- [Objective]:
What is the number of lines in the entries that include the word "Dynamic"? Respond with the number only.

Collected data
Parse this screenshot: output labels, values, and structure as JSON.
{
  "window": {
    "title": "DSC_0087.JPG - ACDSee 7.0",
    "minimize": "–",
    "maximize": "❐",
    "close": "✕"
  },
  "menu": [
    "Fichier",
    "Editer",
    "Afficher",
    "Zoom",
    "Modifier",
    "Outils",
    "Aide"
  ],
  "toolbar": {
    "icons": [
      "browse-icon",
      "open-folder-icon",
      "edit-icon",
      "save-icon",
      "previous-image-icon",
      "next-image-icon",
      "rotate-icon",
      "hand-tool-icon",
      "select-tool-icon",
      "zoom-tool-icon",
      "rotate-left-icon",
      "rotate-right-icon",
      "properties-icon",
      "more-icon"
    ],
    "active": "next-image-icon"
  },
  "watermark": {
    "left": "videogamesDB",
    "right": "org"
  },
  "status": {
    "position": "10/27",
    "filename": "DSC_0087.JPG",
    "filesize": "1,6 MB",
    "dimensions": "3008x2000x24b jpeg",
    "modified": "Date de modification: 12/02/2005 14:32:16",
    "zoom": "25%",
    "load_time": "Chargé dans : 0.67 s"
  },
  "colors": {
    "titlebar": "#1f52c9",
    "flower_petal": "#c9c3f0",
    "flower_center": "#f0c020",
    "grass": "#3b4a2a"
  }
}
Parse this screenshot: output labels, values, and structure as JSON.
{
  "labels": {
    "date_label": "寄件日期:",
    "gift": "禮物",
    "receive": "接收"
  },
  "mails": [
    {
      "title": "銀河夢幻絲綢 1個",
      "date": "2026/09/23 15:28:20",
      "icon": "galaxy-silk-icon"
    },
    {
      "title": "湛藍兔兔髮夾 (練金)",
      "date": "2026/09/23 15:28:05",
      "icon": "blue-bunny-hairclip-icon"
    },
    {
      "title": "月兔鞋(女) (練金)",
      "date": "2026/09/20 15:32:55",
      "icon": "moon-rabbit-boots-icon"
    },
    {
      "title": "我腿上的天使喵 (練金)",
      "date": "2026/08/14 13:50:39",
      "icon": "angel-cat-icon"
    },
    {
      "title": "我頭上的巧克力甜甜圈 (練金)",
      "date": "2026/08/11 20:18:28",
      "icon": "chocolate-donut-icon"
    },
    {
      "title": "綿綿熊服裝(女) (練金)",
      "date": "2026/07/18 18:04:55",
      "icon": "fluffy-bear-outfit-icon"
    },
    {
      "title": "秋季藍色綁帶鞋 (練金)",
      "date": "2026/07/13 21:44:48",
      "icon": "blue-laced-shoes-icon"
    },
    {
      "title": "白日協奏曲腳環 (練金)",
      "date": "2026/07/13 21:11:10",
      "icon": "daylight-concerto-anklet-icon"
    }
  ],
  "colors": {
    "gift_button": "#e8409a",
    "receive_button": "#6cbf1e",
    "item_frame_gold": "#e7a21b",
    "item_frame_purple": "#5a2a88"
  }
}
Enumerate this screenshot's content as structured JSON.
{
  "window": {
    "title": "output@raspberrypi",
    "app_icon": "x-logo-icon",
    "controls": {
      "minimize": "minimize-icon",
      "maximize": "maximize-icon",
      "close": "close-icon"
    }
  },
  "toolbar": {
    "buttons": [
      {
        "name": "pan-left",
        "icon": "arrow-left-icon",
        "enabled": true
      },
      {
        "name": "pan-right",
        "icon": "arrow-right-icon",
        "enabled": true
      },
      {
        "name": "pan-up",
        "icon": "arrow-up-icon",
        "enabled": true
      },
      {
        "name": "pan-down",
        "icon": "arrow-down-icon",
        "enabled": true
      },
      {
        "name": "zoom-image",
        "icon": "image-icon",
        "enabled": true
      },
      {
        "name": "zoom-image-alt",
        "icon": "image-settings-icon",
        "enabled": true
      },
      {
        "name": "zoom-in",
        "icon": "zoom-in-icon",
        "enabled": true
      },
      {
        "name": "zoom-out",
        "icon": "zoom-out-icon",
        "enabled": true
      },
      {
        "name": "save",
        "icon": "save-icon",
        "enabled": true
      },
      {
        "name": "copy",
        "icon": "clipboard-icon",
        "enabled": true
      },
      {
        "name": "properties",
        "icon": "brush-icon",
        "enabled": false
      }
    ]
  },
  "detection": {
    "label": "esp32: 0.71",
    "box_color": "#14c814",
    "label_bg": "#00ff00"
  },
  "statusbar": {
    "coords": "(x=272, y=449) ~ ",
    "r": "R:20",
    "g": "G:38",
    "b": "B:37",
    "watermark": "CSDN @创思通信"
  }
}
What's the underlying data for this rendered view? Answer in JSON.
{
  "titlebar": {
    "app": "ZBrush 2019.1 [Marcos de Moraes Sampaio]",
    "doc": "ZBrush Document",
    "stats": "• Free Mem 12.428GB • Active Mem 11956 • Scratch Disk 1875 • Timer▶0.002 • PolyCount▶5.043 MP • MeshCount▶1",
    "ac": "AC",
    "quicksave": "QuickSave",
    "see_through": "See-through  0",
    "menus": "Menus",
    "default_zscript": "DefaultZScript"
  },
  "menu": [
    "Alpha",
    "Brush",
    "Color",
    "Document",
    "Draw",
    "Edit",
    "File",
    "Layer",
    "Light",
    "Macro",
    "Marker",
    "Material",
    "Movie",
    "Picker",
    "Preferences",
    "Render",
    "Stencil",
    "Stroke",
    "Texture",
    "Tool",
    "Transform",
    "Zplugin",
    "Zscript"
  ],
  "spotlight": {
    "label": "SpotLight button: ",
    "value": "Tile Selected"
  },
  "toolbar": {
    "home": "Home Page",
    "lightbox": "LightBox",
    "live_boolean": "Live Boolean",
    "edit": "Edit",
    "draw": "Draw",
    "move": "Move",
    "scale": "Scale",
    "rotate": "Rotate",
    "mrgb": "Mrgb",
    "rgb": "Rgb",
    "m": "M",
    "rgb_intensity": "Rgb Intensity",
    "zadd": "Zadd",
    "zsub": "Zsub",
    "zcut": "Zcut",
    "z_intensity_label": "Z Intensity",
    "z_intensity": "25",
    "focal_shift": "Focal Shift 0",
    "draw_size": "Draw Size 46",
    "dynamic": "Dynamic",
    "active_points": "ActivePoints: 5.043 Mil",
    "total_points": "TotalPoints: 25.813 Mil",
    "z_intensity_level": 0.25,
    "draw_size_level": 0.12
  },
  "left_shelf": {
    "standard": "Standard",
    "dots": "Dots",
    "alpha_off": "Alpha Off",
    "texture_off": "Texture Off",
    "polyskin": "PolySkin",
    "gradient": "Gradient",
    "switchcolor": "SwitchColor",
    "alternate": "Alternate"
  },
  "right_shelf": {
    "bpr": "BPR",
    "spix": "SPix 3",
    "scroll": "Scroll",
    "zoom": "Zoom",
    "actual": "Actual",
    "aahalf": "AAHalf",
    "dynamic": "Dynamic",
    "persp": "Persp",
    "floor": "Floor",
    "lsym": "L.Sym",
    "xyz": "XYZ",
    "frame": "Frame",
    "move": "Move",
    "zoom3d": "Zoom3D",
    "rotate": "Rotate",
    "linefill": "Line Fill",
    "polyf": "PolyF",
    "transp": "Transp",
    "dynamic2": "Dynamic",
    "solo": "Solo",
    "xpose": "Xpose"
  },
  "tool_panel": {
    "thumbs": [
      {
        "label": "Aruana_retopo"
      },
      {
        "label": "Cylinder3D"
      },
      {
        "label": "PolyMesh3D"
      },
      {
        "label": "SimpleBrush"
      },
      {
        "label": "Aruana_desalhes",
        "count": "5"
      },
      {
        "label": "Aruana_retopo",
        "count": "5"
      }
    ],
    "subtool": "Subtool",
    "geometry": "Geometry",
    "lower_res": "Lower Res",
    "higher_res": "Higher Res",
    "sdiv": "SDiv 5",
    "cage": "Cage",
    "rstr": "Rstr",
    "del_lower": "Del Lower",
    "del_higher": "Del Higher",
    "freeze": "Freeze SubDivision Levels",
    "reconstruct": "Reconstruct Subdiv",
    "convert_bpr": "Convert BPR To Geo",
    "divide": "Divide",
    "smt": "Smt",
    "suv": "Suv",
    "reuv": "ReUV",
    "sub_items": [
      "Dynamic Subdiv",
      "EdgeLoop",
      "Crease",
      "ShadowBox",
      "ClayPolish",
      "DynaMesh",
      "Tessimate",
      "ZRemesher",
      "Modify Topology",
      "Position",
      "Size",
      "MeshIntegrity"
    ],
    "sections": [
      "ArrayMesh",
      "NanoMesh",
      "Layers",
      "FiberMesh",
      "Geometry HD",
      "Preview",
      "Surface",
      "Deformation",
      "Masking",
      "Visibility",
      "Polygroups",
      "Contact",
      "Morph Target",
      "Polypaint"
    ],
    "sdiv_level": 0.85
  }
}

- [Exercise response]:
4